#### [Exercise description]
Print all of the entries exactly, minus the pictures.

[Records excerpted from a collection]
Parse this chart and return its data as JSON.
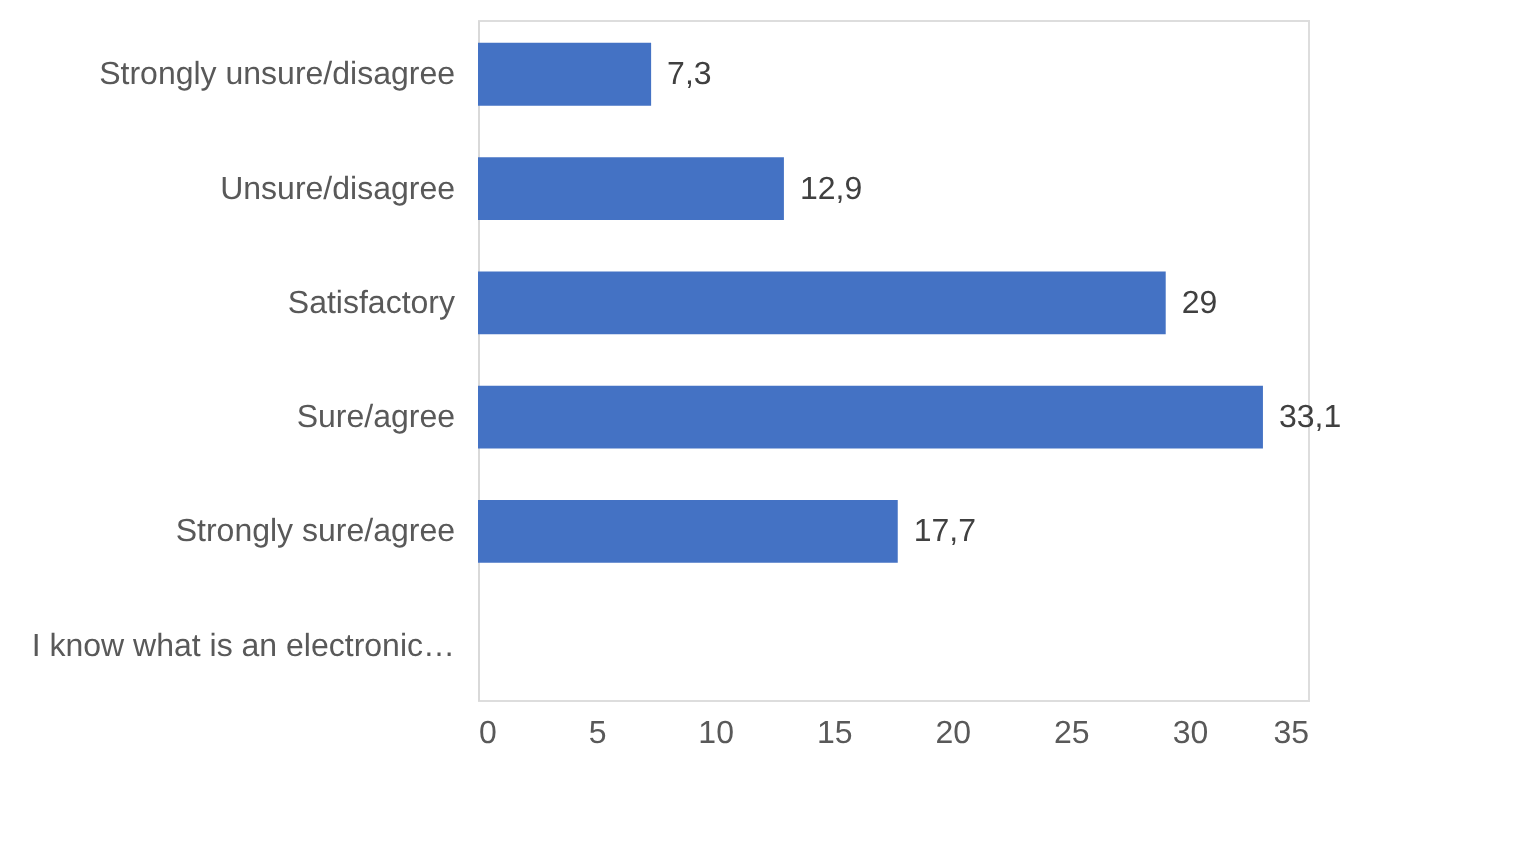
{
  "chart_data": {
    "type": "bar",
    "orientation": "horizontal",
    "categories": [
      "Strongly unsure/disagree",
      "Unsure/disagree",
      "Satisfactory",
      "Sure/agree",
      "Strongly sure/agree  ",
      "I know what is an electronic…"
    ],
    "values": [
      7.3,
      12.9,
      29,
      33.1,
      17.7,
      null
    ],
    "value_labels": [
      "7,3",
      "12,9",
      "29",
      "33,1",
      "17,7",
      null
    ],
    "color": "#4472c4",
    "xlim": [
      0,
      35
    ],
    "xticks": [
      0,
      5,
      10,
      15,
      20,
      25,
      30,
      35
    ],
    "grid": false
  }
}
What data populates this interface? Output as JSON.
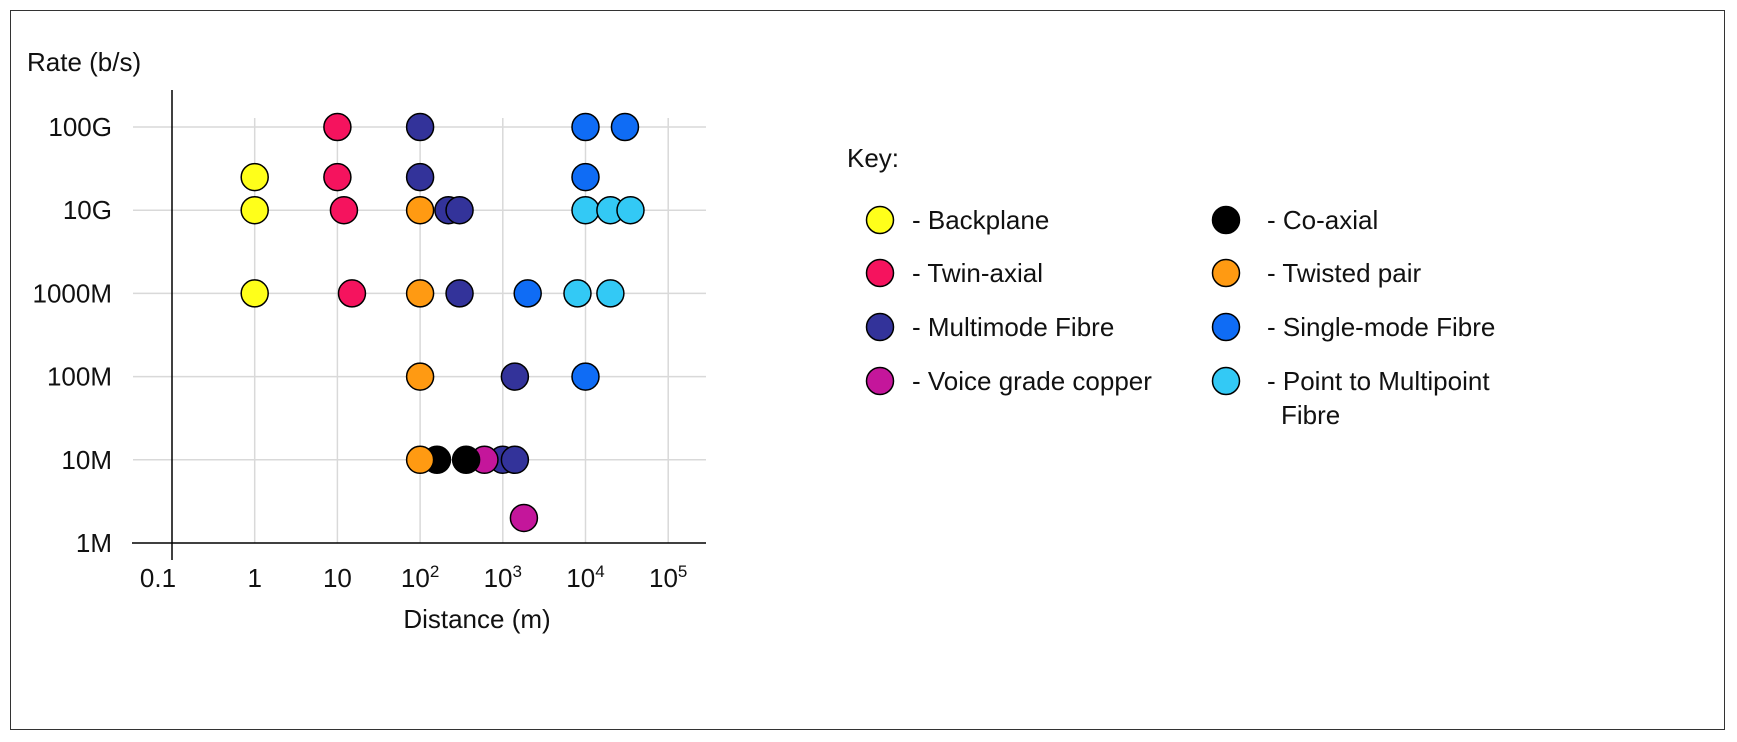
{
  "chart_data": {
    "type": "scatter",
    "title": "",
    "ylabel": "Rate (b/s)",
    "xlabel": "Distance (m)",
    "x_scale": "log10",
    "y_scale": "log10",
    "xlim": [
      0.1,
      100000
    ],
    "ylim": [
      1000000,
      100000000000
    ],
    "grid": true,
    "x_ticks": [
      {
        "value": 0.1,
        "base": "0.1",
        "exp": ""
      },
      {
        "value": 1,
        "base": "1",
        "exp": ""
      },
      {
        "value": 10,
        "base": "10",
        "exp": ""
      },
      {
        "value": 100,
        "base": "10",
        "exp": "2"
      },
      {
        "value": 1000,
        "base": "10",
        "exp": "3"
      },
      {
        "value": 10000,
        "base": "10",
        "exp": "4"
      },
      {
        "value": 100000,
        "base": "10",
        "exp": "5"
      }
    ],
    "y_ticks": [
      {
        "value": 1000000,
        "label": "1M"
      },
      {
        "value": 10000000,
        "label": "10M"
      },
      {
        "value": 100000000,
        "label": "100M"
      },
      {
        "value": 1000000000,
        "label": "1000M"
      },
      {
        "value": 10000000000,
        "label": "10G"
      },
      {
        "value": 100000000000,
        "label": "100G"
      }
    ],
    "legend_title": "Key:",
    "legend_position": "right",
    "series": [
      {
        "name": "- Backplane",
        "color": "#ffff1a",
        "points": [
          [
            1,
            1000000000
          ],
          [
            1,
            10000000000
          ],
          [
            1,
            25000000000
          ]
        ]
      },
      {
        "name": "- Twin-axial",
        "color": "#f5135e",
        "points": [
          [
            10,
            100000000000
          ],
          [
            10,
            25000000000
          ],
          [
            12,
            10000000000
          ],
          [
            15,
            1000000000
          ]
        ]
      },
      {
        "name": "- Multimode Fibre",
        "color": "#33339a",
        "points": [
          [
            100,
            100000000000
          ],
          [
            100,
            25000000000
          ],
          [
            220,
            10000000000
          ],
          [
            300,
            10000000000
          ],
          [
            300,
            1000000000
          ],
          [
            1400,
            100000000
          ],
          [
            1000,
            10000000
          ],
          [
            1400,
            10000000
          ]
        ]
      },
      {
        "name": "- Voice grade copper",
        "color": "#c4169b",
        "points": [
          [
            600,
            10000000
          ],
          [
            1800,
            2000000
          ]
        ]
      },
      {
        "name": "- Co-axial",
        "color": "#000000",
        "points": [
          [
            160,
            10000000
          ],
          [
            360,
            10000000
          ]
        ]
      },
      {
        "name": "- Twisted pair",
        "color": "#ff9a12",
        "points": [
          [
            100,
            10000000000
          ],
          [
            100,
            1000000000
          ],
          [
            100,
            100000000
          ],
          [
            100,
            10000000
          ]
        ]
      },
      {
        "name": "- Single-mode Fibre",
        "color": "#0f6cf5",
        "points": [
          [
            10000,
            100000000000
          ],
          [
            30000,
            100000000000
          ],
          [
            10000,
            25000000000
          ],
          [
            2000,
            1000000000
          ],
          [
            10000,
            100000000
          ]
        ]
      },
      {
        "name": "- Point to Multipoint Fibre",
        "color": "#33c9f5",
        "points": [
          [
            10000,
            10000000000
          ],
          [
            20000,
            10000000000
          ],
          [
            35000,
            10000000000
          ],
          [
            8000,
            1000000000
          ],
          [
            20000,
            1000000000
          ]
        ]
      }
    ]
  }
}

#### [Correct answer]
Parse this chart and return its data as JSON.
{
  "chart_data": {
    "type": "bar",
    "orientation": "horizontal",
    "categories": [
      "Strongly unsure/disagree",
      "Unsure/disagree",
      "Satisfactory",
      "Sure/agree",
      "Strongly sure/agree  ",
      "I know what is an electronic…"
    ],
    "values": [
      7.3,
      12.9,
      29,
      33.1,
      17.7,
      null
    ],
    "value_labels": [
      "7,3",
      "12,9",
      "29",
      "33,1",
      "17,7",
      null
    ],
    "color": "#4472c4",
    "xlim": [
      0,
      35
    ],
    "xticks": [
      0,
      5,
      10,
      15,
      20,
      25,
      30,
      35
    ],
    "grid": false
  }
}
What data populates this interface? Output as JSON.
{
  "chart_data": {
    "type": "scatter",
    "title": "",
    "ylabel": "Rate (b/s)",
    "xlabel": "Distance (m)",
    "x_scale": "log10",
    "y_scale": "log10",
    "xlim": [
      0.1,
      100000
    ],
    "ylim": [
      1000000,
      100000000000
    ],
    "grid": true,
    "x_ticks": [
      {
        "value": 0.1,
        "base": "0.1",
        "exp": ""
      },
      {
        "value": 1,
        "base": "1",
        "exp": ""
      },
      {
        "value": 10,
        "base": "10",
        "exp": ""
      },
      {
        "value": 100,
        "base": "10",
        "exp": "2"
      },
      {
        "value": 1000,
        "base": "10",
        "exp": "3"
      },
      {
        "value": 10000,
        "base": "10",
        "exp": "4"
      },
      {
        "value": 100000,
        "base": "10",
        "exp": "5"
      }
    ],
    "y_ticks": [
      {
        "value": 1000000,
        "label": "1M"
      },
      {
        "value": 10000000,
        "label": "10M"
      },
      {
        "value": 100000000,
        "label": "100M"
      },
      {
        "value": 1000000000,
        "label": "1000M"
      },
      {
        "value": 10000000000,
        "label": "10G"
      },
      {
        "value": 100000000000,
        "label": "100G"
      }
    ],
    "legend_title": "Key:",
    "legend_position": "right",
    "series": [
      {
        "name": "- Backplane",
        "color": "#ffff1a",
        "points": [
          [
            1,
            1000000000
          ],
          [
            1,
            10000000000
          ],
          [
            1,
            25000000000
          ]
        ]
      },
      {
        "name": "- Twin-axial",
        "color": "#f5135e",
        "points": [
          [
            10,
            100000000000
          ],
          [
            10,
            25000000000
          ],
          [
            12,
            10000000000
          ],
          [
            15,
            1000000000
          ]
        ]
      },
      {
        "name": "- Multimode Fibre",
        "color": "#33339a",
        "points": [
          [
            100,
            100000000000
          ],
          [
            100,
            25000000000
          ],
          [
            220,
            10000000000
          ],
          [
            300,
            10000000000
          ],
          [
            300,
            1000000000
          ],
          [
            1400,
            100000000
          ],
          [
            1000,
            10000000
          ],
          [
            1400,
            10000000
          ]
        ]
      },
      {
        "name": "- Voice grade copper",
        "color": "#c4169b",
        "points": [
          [
            600,
            10000000
          ],
          [
            1800,
            2000000
          ]
        ]
      },
      {
        "name": "- Co-axial",
        "color": "#000000",
        "points": [
          [
            160,
            10000000
          ],
          [
            360,
            10000000
          ]
        ]
      },
      {
        "name": "- Twisted pair",
        "color": "#ff9a12",
        "points": [
          [
            100,
            10000000000
          ],
          [
            100,
            1000000000
          ],
          [
            100,
            100000000
          ],
          [
            100,
            10000000
          ]
        ]
      },
      {
        "name": "- Single-mode Fibre",
        "color": "#0f6cf5",
        "points": [
          [
            10000,
            100000000000
          ],
          [
            30000,
            100000000000
          ],
          [
            10000,
            25000000000
          ],
          [
            2000,
            1000000000
          ],
          [
            10000,
            100000000
          ]
        ]
      },
      {
        "name": "- Point to Multipoint Fibre",
        "color": "#33c9f5",
        "points": [
          [
            10000,
            10000000000
          ],
          [
            20000,
            10000000000
          ],
          [
            35000,
            10000000000
          ],
          [
            8000,
            1000000000
          ],
          [
            20000,
            1000000000
          ]
        ]
      }
    ]
  }
}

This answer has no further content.